WHAT YOU NEED TO DO: Pick out the lines below with "screenshot" and list them.

══════════════════════════════

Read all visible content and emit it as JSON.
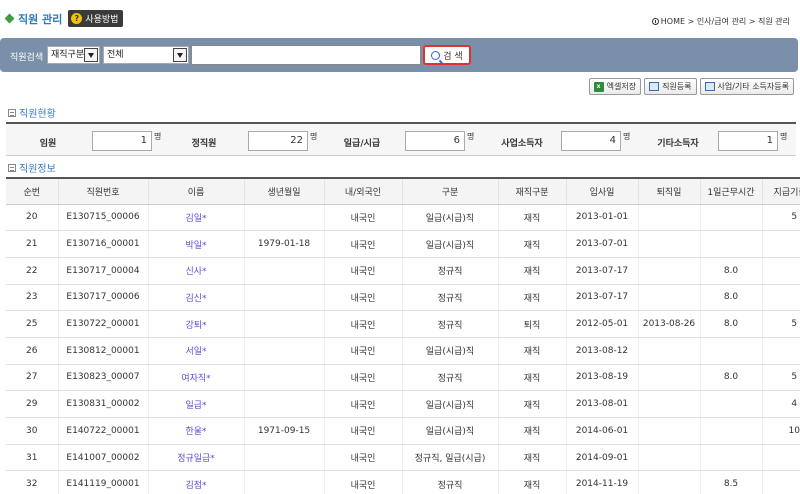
{
  "header": {
    "title": "직원 관리",
    "help_label": "사용방법",
    "breadcrumb": "HOME > 인사/급여 관리 > 직원 관리"
  },
  "search": {
    "label": "직원검색",
    "status_select": "재직구분",
    "type_select": "전체",
    "query": "",
    "button_label": "검 색"
  },
  "actions": {
    "excel": "엑셀저장",
    "register": "직원등록",
    "business_register": "사업/기타 소득자등록"
  },
  "summary": {
    "title": "직원현황",
    "items": [
      {
        "label": "임원",
        "value": "1",
        "unit": "명"
      },
      {
        "label": "정직원",
        "value": "22",
        "unit": "명"
      },
      {
        "label": "일급/시급",
        "value": "6",
        "unit": "명"
      },
      {
        "label": "사업소득자",
        "value": "4",
        "unit": "명"
      },
      {
        "label": "기타소득자",
        "value": "1",
        "unit": "명"
      }
    ]
  },
  "employees": {
    "title": "직원정보",
    "columns": [
      "순번",
      "직원번호",
      "이름",
      "생년월일",
      "내/외국인",
      "구분",
      "재직구분",
      "입사일",
      "퇴직일",
      "1일근무시간",
      "지급기준일"
    ],
    "rows": [
      [
        "20",
        "E130715_00006",
        "김일*",
        "",
        "내국인",
        "일급(시급)직",
        "재직",
        "2013-01-01",
        "",
        "",
        "5"
      ],
      [
        "21",
        "E130716_00001",
        "박일*",
        "1979-01-18",
        "내국인",
        "일급(시급)직",
        "재직",
        "2013-07-01",
        "",
        "",
        ""
      ],
      [
        "22",
        "E130717_00004",
        "신사*",
        "",
        "내국인",
        "정규직",
        "재직",
        "2013-07-17",
        "",
        "8.0",
        ""
      ],
      [
        "23",
        "E130717_00006",
        "김신*",
        "",
        "내국인",
        "정규직",
        "재직",
        "2013-07-17",
        "",
        "8.0",
        ""
      ],
      [
        "25",
        "E130722_00001",
        "강퇴*",
        "",
        "내국인",
        "정규직",
        "퇴직",
        "2012-05-01",
        "2013-08-26",
        "8.0",
        "5"
      ],
      [
        "26",
        "E130812_00001",
        "서일*",
        "",
        "내국인",
        "일급(시급)직",
        "재직",
        "2013-08-12",
        "",
        "",
        ""
      ],
      [
        "27",
        "E130823_00007",
        "여자직*",
        "",
        "내국인",
        "정규직",
        "재직",
        "2013-08-19",
        "",
        "8.0",
        "5"
      ],
      [
        "29",
        "E130831_00002",
        "일급*",
        "",
        "내국인",
        "일급(시급)직",
        "재직",
        "2013-08-01",
        "",
        "",
        "4"
      ],
      [
        "30",
        "E140722_00001",
        "한울*",
        "1971-09-15",
        "내국인",
        "일급(시급)직",
        "재직",
        "2014-06-01",
        "",
        "",
        "10"
      ],
      [
        "31",
        "E141007_00002",
        "정규일급*",
        "",
        "내국인",
        "정규직, 일급(시급)",
        "재직",
        "2014-09-01",
        "",
        "",
        ""
      ],
      [
        "32",
        "E141119_00001",
        "김점*",
        "",
        "내국인",
        "정규직",
        "재직",
        "2014-11-19",
        "",
        "8.5",
        ""
      ]
    ]
  }
}
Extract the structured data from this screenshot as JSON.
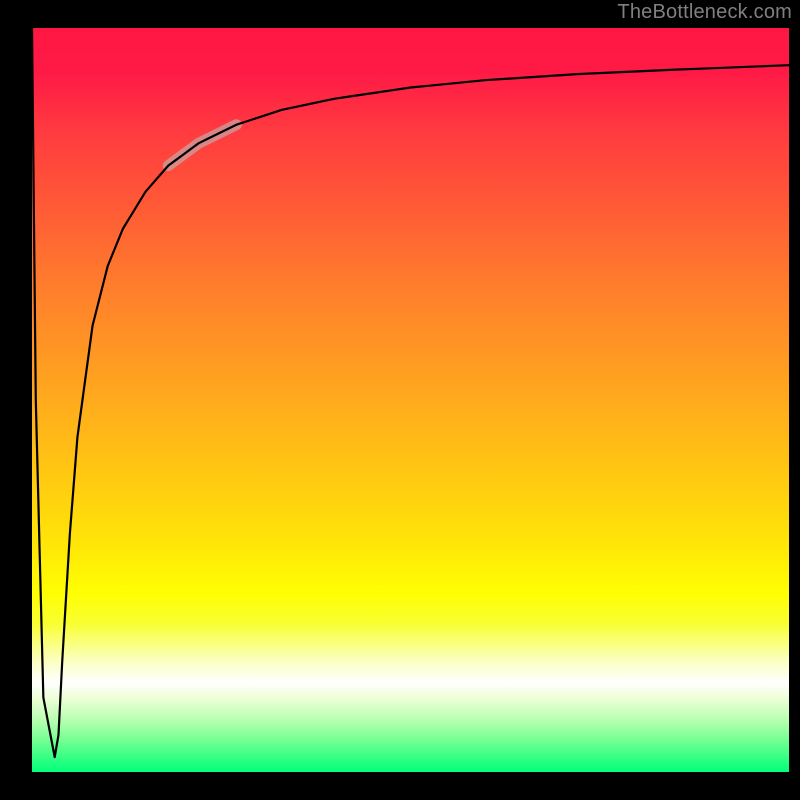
{
  "watermark": "TheBottleneck.com",
  "colors": {
    "background": "#000000",
    "gradient_top": "#ff1744",
    "gradient_bottom": "#00ff7a",
    "watermark": "#808080",
    "curve": "#000000",
    "highlight": "#c9a0a0"
  },
  "chart_data": {
    "type": "line",
    "title": "",
    "xlabel": "",
    "ylabel": "",
    "xlim": [
      0,
      100
    ],
    "ylim": [
      0,
      100
    ],
    "grid": false,
    "legend": false,
    "annotations": [
      "TheBottleneck.com"
    ],
    "series": [
      {
        "name": "curve",
        "x": [
          0,
          0.5,
          1.5,
          3,
          3.5,
          4,
          5,
          6,
          8,
          10,
          12,
          15,
          18,
          22,
          27,
          33,
          40,
          50,
          60,
          72,
          85,
          100
        ],
        "y": [
          100,
          50,
          10,
          2,
          5,
          15,
          32,
          45,
          60,
          68,
          73,
          78,
          81.5,
          84.5,
          87,
          89,
          90.5,
          92,
          93,
          93.8,
          94.4,
          95
        ],
        "highlight_segment": {
          "x_start": 18,
          "x_end": 27
        }
      }
    ]
  }
}
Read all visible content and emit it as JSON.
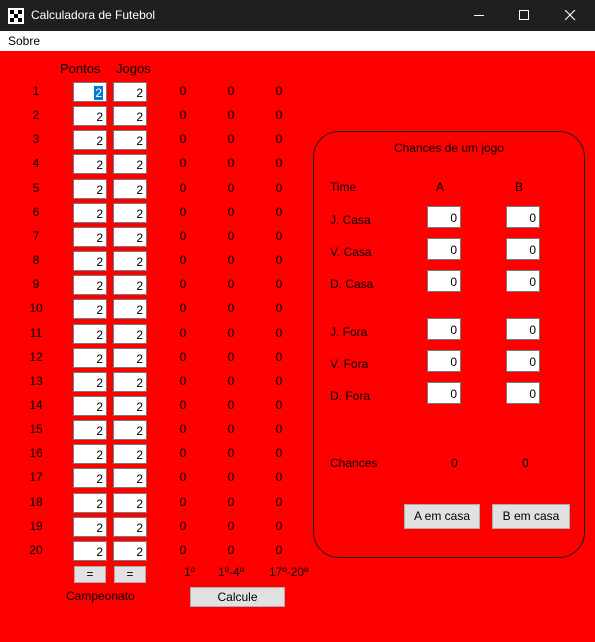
{
  "window": {
    "title": "Calculadora de Futebol",
    "minimize_glyph": "minimize",
    "maximize_glyph": "maximize",
    "close_glyph": "close"
  },
  "menu": {
    "items": [
      "Sobre"
    ]
  },
  "table": {
    "headers": {
      "points": "Pontos",
      "games": "Jogos"
    },
    "rows": [
      {
        "n": "1",
        "points": "2",
        "games": "2",
        "c1": "0",
        "c2": "0",
        "c3": "0"
      },
      {
        "n": "2",
        "points": "2",
        "games": "2",
        "c1": "0",
        "c2": "0",
        "c3": "0"
      },
      {
        "n": "3",
        "points": "2",
        "games": "2",
        "c1": "0",
        "c2": "0",
        "c3": "0"
      },
      {
        "n": "4",
        "points": "2",
        "games": "2",
        "c1": "0",
        "c2": "0",
        "c3": "0"
      },
      {
        "n": "5",
        "points": "2",
        "games": "2",
        "c1": "0",
        "c2": "0",
        "c3": "0"
      },
      {
        "n": "6",
        "points": "2",
        "games": "2",
        "c1": "0",
        "c2": "0",
        "c3": "0"
      },
      {
        "n": "7",
        "points": "2",
        "games": "2",
        "c1": "0",
        "c2": "0",
        "c3": "0"
      },
      {
        "n": "8",
        "points": "2",
        "games": "2",
        "c1": "0",
        "c2": "0",
        "c3": "0"
      },
      {
        "n": "9",
        "points": "2",
        "games": "2",
        "c1": "0",
        "c2": "0",
        "c3": "0"
      },
      {
        "n": "10",
        "points": "2",
        "games": "2",
        "c1": "0",
        "c2": "0",
        "c3": "0"
      },
      {
        "n": "11",
        "points": "2",
        "games": "2",
        "c1": "0",
        "c2": "0",
        "c3": "0"
      },
      {
        "n": "12",
        "points": "2",
        "games": "2",
        "c1": "0",
        "c2": "0",
        "c3": "0"
      },
      {
        "n": "13",
        "points": "2",
        "games": "2",
        "c1": "0",
        "c2": "0",
        "c3": "0"
      },
      {
        "n": "14",
        "points": "2",
        "games": "2",
        "c1": "0",
        "c2": "0",
        "c3": "0"
      },
      {
        "n": "15",
        "points": "2",
        "games": "2",
        "c1": "0",
        "c2": "0",
        "c3": "0"
      },
      {
        "n": "16",
        "points": "2",
        "games": "2",
        "c1": "0",
        "c2": "0",
        "c3": "0"
      },
      {
        "n": "17",
        "points": "2",
        "games": "2",
        "c1": "0",
        "c2": "0",
        "c3": "0"
      },
      {
        "n": "18",
        "points": "2",
        "games": "2",
        "c1": "0",
        "c2": "0",
        "c3": "0"
      },
      {
        "n": "19",
        "points": "2",
        "games": "2",
        "c1": "0",
        "c2": "0",
        "c3": "0"
      },
      {
        "n": "20",
        "points": "2",
        "games": "2",
        "c1": "0",
        "c2": "0",
        "c3": "0"
      }
    ],
    "equals_points": "=",
    "equals_games": "=",
    "footer": {
      "c1": "1º",
      "c2": "1º-4º",
      "c3": "17º-20º",
      "championship": "Campeonato",
      "calculate": "Calcule"
    }
  },
  "match": {
    "title": "Chances de um jogo",
    "team_label": "Time",
    "team_a": "A",
    "team_b": "B",
    "rows": [
      {
        "label": "J. Casa",
        "a": "0",
        "b": "0"
      },
      {
        "label": "V. Casa",
        "a": "0",
        "b": "0"
      },
      {
        "label": "D. Casa",
        "a": "0",
        "b": "0"
      },
      {
        "label": "J. Fora",
        "a": "0",
        "b": "0"
      },
      {
        "label": "V. Fora",
        "a": "0",
        "b": "0"
      },
      {
        "label": "D. Fora",
        "a": "0",
        "b": "0"
      }
    ],
    "chances_label": "Chances",
    "chance_a": "0",
    "chance_b": "0",
    "btn_a_home": "A em casa",
    "btn_b_home": "B em casa"
  },
  "colors": {
    "background": "#ff0000",
    "titlebar": "#1f1f1f",
    "selection": "#0078d7"
  }
}
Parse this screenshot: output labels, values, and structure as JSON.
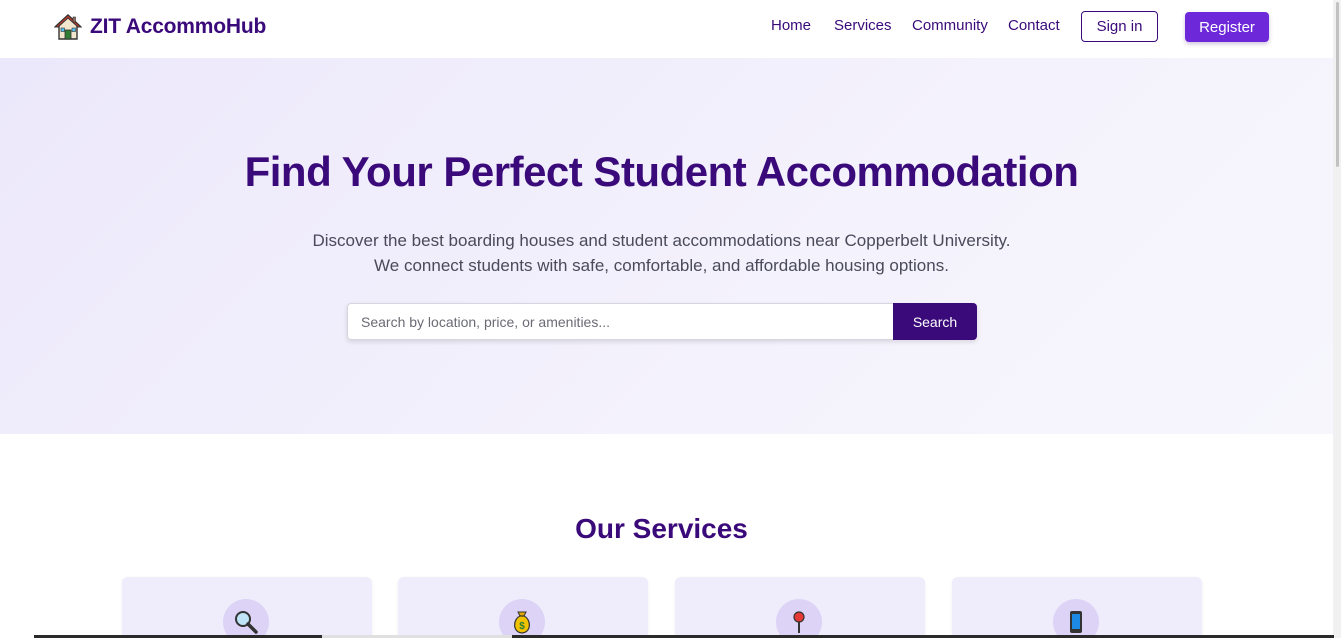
{
  "brand": {
    "name": "ZIT AccommoHub",
    "icon": "house-icon"
  },
  "nav": {
    "links": [
      {
        "label": "Home"
      },
      {
        "label": "Services"
      },
      {
        "label": "Community"
      },
      {
        "label": "Contact"
      }
    ],
    "signin_label": "Sign in",
    "register_label": "Register"
  },
  "hero": {
    "title": "Find Your Perfect Student Accommodation",
    "subtitle_line1": "Discover the best boarding houses and student accommodations near Copperbelt University.",
    "subtitle_line2": "We connect students with safe, comfortable, and affordable housing options.",
    "search_placeholder": "Search by location, price, or amenities...",
    "search_value": "",
    "search_button": "Search"
  },
  "services": {
    "title": "Our Services",
    "cards": [
      {
        "icon": "magnifier-icon"
      },
      {
        "icon": "money-bag-icon"
      },
      {
        "icon": "pushpin-icon"
      },
      {
        "icon": "mobile-phone-icon"
      }
    ]
  },
  "colors": {
    "primary": "#3a0a7a",
    "accent": "#6d28d9",
    "hero_bg": "#ece8fb",
    "card_bg": "#efecfb"
  }
}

══════════════════════════════

SOLUTION TO THIS EXERCISE:
Extract the structured data from this screenshot as JSON.
Parse this screenshot: output labels, values, and structure as JSON.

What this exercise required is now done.